_Directions_
Reproduce the listing below verbatim, beginning with its very first line and going on through the line that contains "black-stone: ● xyxy=(116,203,134,221)", with both of those lines included.
>> START
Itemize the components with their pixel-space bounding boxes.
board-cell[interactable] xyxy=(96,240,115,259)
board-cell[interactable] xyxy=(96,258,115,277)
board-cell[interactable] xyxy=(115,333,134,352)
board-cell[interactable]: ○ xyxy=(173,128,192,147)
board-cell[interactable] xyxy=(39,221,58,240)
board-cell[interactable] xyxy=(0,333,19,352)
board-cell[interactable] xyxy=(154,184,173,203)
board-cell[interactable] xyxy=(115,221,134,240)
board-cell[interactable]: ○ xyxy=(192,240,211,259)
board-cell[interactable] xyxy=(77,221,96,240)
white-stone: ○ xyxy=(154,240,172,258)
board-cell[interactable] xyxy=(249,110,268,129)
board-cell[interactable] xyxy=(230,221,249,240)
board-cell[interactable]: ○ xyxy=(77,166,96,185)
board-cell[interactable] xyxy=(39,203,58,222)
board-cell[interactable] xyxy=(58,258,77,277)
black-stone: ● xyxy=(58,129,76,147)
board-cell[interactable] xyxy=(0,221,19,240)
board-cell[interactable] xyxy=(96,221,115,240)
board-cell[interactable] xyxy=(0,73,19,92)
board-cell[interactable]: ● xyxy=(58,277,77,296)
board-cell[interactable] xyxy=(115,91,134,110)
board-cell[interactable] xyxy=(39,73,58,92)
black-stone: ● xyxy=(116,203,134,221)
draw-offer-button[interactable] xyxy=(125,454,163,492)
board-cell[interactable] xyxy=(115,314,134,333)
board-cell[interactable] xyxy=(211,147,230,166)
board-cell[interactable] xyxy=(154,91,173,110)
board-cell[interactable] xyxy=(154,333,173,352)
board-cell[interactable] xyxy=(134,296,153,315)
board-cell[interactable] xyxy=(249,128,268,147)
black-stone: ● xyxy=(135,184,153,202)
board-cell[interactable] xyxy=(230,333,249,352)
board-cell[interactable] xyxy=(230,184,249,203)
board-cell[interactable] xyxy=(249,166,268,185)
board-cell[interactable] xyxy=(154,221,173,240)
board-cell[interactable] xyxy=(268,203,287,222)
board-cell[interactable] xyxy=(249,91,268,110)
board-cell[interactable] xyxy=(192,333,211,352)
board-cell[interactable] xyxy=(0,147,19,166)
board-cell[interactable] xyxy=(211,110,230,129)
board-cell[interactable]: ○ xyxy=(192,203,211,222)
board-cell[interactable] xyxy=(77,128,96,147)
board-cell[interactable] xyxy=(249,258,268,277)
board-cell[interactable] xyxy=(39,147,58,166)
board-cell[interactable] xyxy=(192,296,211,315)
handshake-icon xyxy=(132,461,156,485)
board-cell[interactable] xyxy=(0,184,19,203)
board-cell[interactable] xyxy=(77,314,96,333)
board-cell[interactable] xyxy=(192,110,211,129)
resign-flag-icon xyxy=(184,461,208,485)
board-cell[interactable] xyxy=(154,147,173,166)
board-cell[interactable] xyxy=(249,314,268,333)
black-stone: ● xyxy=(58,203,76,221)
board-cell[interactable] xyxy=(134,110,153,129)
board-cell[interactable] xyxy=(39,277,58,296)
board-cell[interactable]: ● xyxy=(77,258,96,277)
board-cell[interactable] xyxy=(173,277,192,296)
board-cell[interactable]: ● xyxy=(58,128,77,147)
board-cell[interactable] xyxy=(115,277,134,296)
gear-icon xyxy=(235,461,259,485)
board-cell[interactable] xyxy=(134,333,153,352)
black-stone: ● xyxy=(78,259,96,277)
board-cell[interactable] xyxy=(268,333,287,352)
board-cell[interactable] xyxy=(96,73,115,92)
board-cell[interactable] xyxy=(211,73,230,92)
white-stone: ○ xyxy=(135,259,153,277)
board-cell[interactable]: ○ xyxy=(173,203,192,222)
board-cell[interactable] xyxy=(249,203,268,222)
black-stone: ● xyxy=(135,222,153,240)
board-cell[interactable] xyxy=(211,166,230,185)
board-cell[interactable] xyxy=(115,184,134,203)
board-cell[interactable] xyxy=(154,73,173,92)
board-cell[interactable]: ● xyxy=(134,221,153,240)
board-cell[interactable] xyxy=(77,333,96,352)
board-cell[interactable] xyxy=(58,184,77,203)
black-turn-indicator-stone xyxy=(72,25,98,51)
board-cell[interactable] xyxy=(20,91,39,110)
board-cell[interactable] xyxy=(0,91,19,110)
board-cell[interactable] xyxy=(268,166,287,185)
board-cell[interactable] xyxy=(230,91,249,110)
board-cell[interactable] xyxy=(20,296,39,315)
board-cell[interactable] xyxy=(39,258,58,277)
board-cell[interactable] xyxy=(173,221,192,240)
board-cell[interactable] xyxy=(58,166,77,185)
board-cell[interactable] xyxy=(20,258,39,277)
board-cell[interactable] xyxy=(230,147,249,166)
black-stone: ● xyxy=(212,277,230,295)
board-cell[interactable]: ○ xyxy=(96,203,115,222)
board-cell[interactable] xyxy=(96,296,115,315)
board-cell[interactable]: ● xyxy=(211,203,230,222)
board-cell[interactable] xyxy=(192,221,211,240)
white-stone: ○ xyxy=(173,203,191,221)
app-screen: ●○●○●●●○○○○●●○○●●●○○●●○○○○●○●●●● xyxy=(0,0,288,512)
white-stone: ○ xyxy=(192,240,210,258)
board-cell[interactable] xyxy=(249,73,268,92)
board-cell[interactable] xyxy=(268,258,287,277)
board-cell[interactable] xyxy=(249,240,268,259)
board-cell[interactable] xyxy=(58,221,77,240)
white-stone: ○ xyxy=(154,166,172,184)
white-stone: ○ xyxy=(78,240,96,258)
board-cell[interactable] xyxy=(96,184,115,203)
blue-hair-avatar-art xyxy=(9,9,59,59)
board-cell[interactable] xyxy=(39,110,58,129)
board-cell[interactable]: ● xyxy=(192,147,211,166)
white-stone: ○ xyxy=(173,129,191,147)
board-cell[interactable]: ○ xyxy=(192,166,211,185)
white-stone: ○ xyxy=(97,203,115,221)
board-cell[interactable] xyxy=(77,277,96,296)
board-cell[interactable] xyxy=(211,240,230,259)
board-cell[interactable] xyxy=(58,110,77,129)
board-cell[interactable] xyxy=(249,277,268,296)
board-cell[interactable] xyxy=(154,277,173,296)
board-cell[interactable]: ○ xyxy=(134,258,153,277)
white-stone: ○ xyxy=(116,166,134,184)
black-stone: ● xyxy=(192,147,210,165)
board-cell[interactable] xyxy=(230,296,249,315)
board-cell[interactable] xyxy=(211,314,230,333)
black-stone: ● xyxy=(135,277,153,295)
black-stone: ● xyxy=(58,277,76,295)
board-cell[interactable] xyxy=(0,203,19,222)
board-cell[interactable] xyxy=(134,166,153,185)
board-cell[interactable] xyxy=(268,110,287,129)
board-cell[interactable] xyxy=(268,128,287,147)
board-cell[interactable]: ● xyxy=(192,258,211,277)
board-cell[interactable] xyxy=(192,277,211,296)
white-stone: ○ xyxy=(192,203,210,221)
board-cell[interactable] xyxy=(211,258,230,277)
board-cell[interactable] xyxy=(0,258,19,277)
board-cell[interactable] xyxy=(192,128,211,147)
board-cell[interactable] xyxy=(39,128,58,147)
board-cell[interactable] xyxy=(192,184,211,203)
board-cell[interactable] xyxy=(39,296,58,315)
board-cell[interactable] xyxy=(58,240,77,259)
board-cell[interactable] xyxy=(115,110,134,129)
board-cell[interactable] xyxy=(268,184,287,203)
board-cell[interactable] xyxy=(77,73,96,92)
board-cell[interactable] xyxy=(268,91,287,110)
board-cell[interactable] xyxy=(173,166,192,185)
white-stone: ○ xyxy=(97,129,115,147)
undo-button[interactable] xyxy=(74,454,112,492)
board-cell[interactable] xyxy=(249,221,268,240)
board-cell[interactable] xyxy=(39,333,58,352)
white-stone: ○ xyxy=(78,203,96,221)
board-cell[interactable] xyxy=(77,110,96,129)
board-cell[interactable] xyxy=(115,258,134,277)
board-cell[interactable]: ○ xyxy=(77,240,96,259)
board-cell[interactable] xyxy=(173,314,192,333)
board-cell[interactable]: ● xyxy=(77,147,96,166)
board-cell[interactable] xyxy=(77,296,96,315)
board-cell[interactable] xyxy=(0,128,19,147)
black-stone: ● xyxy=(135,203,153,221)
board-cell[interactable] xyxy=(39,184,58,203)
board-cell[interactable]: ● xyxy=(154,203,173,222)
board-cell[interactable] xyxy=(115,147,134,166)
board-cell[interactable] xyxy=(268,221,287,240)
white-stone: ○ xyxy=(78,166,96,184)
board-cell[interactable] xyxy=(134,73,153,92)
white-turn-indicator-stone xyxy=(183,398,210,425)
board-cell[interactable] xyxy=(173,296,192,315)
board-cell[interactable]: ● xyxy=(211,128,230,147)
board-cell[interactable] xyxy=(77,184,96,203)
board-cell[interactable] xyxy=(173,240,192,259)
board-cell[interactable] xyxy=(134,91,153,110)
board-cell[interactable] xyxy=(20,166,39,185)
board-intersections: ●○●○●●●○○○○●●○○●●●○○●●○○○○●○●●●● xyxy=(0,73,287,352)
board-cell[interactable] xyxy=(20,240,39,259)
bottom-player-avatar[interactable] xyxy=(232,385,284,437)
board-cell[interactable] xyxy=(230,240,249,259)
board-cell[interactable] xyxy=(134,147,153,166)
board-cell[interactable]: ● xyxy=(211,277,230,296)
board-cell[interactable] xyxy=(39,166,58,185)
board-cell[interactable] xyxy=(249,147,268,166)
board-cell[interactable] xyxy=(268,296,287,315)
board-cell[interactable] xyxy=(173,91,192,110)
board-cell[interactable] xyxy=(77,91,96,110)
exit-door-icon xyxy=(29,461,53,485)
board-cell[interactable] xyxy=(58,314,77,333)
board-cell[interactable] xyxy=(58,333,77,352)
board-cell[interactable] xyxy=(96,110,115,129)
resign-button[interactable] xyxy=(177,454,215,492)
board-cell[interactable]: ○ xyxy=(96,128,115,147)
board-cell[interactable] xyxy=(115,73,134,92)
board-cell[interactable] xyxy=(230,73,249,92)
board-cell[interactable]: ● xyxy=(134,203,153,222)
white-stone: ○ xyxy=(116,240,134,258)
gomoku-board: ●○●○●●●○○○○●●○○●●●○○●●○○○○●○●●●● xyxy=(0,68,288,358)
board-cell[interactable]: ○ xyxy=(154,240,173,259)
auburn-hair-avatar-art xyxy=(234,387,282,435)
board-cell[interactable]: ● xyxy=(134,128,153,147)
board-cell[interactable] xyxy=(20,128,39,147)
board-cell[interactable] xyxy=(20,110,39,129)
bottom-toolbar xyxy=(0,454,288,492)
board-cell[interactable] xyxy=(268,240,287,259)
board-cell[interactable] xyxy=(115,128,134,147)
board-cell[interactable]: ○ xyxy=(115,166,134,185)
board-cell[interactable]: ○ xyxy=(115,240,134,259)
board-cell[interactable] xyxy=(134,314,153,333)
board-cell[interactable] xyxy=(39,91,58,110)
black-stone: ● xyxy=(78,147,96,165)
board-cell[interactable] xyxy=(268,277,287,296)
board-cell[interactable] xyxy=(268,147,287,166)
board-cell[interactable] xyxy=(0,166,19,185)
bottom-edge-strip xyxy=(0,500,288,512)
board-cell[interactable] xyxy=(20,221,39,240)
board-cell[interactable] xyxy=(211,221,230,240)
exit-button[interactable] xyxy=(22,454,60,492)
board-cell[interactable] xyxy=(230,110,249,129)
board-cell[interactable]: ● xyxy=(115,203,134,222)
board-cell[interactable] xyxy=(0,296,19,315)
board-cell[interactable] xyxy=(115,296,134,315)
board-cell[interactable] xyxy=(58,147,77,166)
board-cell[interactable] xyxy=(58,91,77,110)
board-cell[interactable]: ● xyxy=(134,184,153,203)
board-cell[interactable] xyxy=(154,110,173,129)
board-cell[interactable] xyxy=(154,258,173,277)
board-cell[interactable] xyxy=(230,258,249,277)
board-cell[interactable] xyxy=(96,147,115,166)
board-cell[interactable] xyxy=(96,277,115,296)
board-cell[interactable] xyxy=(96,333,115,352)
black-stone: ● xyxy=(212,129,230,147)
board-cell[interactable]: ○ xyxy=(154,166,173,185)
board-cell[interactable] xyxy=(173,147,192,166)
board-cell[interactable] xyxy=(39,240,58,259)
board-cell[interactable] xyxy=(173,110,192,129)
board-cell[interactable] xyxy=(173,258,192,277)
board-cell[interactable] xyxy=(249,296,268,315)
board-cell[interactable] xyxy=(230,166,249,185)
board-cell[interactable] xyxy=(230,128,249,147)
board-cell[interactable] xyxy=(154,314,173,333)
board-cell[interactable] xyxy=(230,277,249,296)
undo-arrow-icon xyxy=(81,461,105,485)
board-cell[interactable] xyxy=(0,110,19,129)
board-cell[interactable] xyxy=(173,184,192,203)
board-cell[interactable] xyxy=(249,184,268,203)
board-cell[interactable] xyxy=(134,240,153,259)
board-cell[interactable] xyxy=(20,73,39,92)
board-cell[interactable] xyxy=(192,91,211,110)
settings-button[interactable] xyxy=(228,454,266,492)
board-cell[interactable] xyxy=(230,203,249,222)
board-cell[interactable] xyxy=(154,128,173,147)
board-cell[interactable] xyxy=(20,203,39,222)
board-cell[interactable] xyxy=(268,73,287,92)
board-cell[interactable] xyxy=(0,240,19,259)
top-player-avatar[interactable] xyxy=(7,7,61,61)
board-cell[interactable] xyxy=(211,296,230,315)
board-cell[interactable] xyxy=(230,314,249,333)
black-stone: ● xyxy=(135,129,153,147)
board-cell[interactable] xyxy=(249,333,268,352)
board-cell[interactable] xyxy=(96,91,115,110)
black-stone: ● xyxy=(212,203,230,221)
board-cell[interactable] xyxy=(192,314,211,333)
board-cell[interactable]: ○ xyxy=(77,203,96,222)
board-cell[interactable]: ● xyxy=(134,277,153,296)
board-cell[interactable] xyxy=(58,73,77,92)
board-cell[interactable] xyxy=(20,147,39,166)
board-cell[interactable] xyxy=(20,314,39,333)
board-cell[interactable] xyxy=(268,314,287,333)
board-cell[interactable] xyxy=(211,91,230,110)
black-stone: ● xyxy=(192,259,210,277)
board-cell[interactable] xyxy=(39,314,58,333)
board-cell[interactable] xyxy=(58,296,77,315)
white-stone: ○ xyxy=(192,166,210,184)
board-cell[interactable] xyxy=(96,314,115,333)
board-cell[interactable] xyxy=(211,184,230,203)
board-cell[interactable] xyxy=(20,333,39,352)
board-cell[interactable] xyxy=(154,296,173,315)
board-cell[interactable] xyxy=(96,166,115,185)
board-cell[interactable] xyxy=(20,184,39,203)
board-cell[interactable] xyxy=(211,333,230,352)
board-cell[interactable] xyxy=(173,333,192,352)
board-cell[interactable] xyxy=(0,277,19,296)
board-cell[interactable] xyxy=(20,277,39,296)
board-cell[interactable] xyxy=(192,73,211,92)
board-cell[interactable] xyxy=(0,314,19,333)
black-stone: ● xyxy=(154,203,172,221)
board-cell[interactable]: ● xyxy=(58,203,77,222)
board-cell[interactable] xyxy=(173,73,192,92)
>> END
_Response to this exercise_
Itemize the components with their pixel-space bounding boxes.
board-cell[interactable] xyxy=(96,240,115,259)
board-cell[interactable] xyxy=(96,258,115,277)
board-cell[interactable] xyxy=(115,333,134,352)
board-cell[interactable]: ○ xyxy=(173,128,192,147)
board-cell[interactable] xyxy=(39,221,58,240)
board-cell[interactable] xyxy=(0,333,19,352)
board-cell[interactable] xyxy=(154,184,173,203)
board-cell[interactable] xyxy=(115,221,134,240)
board-cell[interactable]: ○ xyxy=(192,240,211,259)
board-cell[interactable] xyxy=(77,221,96,240)
white-stone: ○ xyxy=(154,240,172,258)
board-cell[interactable] xyxy=(249,110,268,129)
board-cell[interactable] xyxy=(230,221,249,240)
board-cell[interactable]: ○ xyxy=(77,166,96,185)
board-cell[interactable] xyxy=(39,203,58,222)
board-cell[interactable] xyxy=(58,258,77,277)
black-stone: ● xyxy=(58,129,76,147)
board-cell[interactable] xyxy=(0,221,19,240)
board-cell[interactable] xyxy=(96,221,115,240)
board-cell[interactable] xyxy=(0,73,19,92)
board-cell[interactable]: ● xyxy=(58,277,77,296)
board-cell[interactable] xyxy=(115,91,134,110)
board-cell[interactable] xyxy=(39,73,58,92)
black-stone: ● xyxy=(116,203,134,221)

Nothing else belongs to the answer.